**Stated goal**.
Pull every line with the word "text" out of the entries below.

--- Begin Provided material ---

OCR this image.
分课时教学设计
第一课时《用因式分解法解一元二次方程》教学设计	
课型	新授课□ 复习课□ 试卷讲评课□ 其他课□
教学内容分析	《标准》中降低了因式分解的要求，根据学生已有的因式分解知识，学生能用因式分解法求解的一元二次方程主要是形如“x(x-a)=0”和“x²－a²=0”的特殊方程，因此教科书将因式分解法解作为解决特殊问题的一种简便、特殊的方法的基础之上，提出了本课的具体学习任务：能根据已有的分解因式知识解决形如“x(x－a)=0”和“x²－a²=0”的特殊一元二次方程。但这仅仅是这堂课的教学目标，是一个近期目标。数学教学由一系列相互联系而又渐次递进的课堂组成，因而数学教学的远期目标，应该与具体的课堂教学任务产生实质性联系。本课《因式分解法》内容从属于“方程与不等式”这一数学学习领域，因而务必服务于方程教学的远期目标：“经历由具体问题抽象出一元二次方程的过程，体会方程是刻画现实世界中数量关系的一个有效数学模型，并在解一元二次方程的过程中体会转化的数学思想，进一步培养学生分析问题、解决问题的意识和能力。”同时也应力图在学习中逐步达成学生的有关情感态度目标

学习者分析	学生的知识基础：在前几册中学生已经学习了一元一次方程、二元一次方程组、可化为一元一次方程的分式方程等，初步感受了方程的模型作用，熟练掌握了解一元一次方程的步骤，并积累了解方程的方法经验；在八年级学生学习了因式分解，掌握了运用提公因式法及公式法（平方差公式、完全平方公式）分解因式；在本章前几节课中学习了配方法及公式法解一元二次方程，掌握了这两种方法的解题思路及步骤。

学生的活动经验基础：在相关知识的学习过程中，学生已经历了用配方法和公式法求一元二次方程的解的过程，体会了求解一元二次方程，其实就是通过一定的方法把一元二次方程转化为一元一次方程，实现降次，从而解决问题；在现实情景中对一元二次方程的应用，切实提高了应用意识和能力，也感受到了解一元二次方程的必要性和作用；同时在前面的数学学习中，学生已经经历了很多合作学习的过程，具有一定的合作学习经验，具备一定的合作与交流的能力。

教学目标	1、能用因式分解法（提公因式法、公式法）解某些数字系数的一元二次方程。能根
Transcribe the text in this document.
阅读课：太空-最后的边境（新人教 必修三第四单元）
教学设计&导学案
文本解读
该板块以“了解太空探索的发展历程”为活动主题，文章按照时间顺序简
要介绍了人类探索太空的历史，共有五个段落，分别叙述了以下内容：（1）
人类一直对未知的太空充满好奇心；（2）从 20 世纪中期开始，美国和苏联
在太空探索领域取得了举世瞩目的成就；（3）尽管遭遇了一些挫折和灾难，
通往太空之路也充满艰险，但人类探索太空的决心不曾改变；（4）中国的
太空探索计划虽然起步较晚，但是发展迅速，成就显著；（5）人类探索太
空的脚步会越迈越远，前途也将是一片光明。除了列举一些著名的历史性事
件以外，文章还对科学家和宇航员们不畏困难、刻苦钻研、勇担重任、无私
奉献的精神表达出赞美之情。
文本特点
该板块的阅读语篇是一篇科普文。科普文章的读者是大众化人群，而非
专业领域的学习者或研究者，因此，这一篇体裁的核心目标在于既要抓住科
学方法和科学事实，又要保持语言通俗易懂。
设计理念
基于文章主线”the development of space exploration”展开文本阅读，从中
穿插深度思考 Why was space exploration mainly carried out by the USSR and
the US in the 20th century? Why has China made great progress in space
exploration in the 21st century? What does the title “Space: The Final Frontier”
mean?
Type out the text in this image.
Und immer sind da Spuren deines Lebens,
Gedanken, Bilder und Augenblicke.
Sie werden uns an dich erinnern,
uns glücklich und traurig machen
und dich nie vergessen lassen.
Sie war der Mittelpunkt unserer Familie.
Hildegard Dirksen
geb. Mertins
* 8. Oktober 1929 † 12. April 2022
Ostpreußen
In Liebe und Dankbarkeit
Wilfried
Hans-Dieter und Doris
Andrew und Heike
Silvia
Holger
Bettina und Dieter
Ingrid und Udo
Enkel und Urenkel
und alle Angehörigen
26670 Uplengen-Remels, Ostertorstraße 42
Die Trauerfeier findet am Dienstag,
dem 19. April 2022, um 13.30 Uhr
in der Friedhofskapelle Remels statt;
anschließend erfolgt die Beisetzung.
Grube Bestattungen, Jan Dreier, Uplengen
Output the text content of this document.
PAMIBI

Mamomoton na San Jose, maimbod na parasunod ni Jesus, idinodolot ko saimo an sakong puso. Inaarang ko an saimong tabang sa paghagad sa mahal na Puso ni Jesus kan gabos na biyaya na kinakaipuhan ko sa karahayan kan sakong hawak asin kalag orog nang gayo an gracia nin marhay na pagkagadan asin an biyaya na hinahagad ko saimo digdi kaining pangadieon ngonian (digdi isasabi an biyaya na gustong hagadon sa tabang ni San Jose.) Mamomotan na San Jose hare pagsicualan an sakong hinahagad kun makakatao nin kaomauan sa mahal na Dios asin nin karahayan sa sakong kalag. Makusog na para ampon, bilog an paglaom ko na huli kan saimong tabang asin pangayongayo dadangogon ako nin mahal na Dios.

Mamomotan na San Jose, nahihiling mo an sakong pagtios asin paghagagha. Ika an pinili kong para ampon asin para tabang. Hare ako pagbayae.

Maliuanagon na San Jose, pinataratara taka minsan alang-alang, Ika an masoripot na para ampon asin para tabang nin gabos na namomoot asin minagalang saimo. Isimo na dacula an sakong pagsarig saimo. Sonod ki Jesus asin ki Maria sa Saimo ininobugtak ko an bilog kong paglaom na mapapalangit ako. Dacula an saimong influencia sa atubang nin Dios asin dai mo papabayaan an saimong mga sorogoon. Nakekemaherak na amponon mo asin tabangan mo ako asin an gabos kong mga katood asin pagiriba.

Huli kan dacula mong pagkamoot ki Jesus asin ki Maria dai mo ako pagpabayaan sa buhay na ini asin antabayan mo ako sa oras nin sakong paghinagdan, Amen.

--- End Provided material ---

**Answer to this exercise**.
Transcribe the text in this document.
Type out the text in this image.
Output the text content of this document.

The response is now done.